Take the line that contains "Output the underlying" and each line after it in the material below, and transcribe them exactly, stopping at the end.

* start Recorded data *

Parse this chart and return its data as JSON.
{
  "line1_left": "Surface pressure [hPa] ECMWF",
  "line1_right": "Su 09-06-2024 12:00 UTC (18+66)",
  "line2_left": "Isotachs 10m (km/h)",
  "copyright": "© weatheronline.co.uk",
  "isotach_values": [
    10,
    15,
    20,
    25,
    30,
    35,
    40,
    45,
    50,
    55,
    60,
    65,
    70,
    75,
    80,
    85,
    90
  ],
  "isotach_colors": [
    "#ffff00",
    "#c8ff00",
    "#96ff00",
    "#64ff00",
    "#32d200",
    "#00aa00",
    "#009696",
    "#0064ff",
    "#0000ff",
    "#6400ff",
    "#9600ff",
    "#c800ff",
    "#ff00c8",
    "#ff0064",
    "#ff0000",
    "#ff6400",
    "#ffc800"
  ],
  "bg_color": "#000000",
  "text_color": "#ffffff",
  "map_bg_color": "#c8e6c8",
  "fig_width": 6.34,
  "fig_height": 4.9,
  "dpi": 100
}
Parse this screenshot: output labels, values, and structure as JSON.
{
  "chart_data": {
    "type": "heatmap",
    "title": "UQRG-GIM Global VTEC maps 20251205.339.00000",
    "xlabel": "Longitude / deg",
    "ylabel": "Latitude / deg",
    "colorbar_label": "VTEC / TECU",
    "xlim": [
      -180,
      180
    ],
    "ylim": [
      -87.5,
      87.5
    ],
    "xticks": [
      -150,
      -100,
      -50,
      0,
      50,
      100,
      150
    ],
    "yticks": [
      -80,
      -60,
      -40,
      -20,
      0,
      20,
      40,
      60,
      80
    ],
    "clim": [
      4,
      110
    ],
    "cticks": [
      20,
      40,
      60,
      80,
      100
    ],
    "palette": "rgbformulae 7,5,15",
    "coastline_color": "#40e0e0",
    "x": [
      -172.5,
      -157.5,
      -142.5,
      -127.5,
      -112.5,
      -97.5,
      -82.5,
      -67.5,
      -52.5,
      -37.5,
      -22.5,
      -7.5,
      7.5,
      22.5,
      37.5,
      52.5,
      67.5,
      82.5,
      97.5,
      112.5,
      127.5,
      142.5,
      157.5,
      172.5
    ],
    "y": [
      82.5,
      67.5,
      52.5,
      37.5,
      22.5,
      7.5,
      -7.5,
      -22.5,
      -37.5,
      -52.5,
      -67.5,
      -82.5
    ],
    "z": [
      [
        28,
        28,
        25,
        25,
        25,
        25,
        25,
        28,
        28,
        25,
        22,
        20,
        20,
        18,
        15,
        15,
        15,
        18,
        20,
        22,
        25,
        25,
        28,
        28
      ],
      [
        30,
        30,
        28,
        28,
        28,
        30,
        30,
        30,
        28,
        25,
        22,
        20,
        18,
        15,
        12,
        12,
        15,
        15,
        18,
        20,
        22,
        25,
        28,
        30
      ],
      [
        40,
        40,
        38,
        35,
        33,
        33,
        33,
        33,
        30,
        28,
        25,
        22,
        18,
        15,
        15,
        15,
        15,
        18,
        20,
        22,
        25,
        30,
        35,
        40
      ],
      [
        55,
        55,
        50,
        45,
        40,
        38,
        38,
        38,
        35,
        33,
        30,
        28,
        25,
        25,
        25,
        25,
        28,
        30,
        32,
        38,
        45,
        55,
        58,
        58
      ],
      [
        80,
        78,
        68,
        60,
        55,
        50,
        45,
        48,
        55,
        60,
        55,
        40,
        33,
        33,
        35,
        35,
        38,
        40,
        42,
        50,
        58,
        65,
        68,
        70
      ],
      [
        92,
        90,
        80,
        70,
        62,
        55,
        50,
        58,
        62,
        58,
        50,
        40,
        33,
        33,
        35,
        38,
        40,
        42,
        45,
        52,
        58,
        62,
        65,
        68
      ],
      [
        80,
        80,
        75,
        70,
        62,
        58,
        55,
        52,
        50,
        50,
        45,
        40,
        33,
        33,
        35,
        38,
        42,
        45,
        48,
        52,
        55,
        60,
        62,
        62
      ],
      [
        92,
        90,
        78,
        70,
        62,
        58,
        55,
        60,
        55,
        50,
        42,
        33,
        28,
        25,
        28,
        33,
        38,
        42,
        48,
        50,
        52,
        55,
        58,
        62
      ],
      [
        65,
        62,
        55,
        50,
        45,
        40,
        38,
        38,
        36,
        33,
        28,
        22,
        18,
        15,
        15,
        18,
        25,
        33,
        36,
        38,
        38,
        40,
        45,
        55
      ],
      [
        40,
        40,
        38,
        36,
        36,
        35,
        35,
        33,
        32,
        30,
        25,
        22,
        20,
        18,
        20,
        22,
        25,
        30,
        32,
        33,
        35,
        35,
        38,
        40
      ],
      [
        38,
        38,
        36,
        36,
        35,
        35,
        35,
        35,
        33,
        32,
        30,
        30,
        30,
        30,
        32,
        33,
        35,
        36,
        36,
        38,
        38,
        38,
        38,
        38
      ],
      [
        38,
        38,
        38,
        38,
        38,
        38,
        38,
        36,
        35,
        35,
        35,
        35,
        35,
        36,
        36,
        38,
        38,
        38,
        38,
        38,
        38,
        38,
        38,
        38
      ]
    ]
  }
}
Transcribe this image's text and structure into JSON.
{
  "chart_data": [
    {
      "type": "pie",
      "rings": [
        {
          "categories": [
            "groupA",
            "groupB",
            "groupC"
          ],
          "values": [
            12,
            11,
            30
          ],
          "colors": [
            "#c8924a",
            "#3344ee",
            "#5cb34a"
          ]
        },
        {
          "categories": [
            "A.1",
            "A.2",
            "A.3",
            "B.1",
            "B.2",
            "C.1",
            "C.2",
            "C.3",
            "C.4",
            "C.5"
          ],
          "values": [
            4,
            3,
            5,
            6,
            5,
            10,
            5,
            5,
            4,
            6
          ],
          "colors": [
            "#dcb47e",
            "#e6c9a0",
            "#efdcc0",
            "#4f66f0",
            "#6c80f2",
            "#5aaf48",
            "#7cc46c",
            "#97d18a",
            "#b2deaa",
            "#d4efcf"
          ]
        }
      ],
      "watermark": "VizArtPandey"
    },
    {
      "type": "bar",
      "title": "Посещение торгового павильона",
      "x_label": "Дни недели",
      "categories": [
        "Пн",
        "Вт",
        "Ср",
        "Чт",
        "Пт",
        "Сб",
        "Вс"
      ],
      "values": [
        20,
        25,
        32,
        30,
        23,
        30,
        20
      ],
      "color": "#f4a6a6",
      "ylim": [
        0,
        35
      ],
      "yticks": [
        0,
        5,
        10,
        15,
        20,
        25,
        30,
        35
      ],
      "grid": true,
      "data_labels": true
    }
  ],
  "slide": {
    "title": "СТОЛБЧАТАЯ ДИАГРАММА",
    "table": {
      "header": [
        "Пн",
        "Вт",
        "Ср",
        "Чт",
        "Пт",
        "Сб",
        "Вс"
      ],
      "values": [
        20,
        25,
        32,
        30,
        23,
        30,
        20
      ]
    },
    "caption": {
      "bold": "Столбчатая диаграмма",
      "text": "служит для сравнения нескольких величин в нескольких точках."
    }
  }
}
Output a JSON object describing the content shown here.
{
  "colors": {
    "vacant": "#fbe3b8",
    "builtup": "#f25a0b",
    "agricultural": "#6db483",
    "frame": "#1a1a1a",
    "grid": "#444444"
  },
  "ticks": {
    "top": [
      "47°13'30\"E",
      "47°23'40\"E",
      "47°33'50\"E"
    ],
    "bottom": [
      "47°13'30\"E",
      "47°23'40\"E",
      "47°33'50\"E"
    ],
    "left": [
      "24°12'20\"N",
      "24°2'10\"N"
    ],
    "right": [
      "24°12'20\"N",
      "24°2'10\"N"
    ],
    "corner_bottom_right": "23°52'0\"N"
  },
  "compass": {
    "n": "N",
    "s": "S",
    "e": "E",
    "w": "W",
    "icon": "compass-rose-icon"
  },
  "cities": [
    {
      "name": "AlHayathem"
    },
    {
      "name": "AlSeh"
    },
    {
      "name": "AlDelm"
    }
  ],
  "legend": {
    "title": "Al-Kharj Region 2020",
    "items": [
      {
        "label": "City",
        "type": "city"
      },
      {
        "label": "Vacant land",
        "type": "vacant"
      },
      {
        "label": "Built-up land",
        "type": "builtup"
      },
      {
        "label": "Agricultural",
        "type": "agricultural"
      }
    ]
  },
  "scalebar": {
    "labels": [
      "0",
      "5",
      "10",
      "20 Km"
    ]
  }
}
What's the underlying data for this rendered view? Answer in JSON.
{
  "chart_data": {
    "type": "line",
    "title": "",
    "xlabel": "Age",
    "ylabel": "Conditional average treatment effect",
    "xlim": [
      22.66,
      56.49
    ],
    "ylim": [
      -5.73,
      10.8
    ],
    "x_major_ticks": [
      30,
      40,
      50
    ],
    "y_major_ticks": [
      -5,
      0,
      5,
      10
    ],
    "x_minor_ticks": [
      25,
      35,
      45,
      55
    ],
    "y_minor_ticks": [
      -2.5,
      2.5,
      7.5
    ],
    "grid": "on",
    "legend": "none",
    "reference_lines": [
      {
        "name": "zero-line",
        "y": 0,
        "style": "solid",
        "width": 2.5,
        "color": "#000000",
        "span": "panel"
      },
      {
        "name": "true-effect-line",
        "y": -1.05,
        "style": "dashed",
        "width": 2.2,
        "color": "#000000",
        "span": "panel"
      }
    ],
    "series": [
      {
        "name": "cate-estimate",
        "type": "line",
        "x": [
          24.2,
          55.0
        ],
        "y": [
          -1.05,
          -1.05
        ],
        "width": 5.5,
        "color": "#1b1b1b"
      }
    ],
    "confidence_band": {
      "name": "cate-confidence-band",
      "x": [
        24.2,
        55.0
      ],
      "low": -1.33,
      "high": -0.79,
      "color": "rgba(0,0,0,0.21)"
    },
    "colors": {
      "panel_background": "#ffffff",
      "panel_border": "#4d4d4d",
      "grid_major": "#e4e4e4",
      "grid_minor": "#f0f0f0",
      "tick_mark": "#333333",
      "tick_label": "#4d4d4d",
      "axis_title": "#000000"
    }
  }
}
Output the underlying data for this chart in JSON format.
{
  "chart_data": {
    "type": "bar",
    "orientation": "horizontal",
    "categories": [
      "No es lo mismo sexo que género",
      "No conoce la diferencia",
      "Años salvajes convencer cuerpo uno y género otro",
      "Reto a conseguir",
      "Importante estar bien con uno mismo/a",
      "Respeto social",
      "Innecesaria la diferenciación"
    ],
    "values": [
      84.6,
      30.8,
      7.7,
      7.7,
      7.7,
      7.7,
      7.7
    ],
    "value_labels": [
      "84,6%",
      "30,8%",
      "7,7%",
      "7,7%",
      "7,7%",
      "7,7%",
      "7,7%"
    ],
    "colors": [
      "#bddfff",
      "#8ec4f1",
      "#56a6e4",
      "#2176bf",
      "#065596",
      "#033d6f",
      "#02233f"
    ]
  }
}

* end Recorded data *

Response to the exercise:
Output the underlying data for this chart in JSON format.
{
  "chart_data": {
    "type": "bar",
    "orientation": "horizontal",
    "categories": [
      "No es lo mismo sexo que género",
      "No conoce la diferencia",
      "Años salvajes convencer cuerpo uno y género otro",
      "Reto a conseguir",
      "Importante estar bien con uno mismo/a",
      "Respeto social",
      "Innecesaria la diferenciación"
    ],
    "values": [
      84.6,
      30.8,
      7.7,
      7.7,
      7.7,
      7.7,
      7.7
    ],
    "value_labels": [
      "84,6%",
      "30,8%",
      "7,7%",
      "7,7%",
      "7,7%",
      "7,7%",
      "7,7%"
    ],
    "colors": [
      "#bddfff",
      "#8ec4f1",
      "#56a6e4",
      "#2176bf",
      "#065596",
      "#033d6f",
      "#02233f"
    ]
  }
}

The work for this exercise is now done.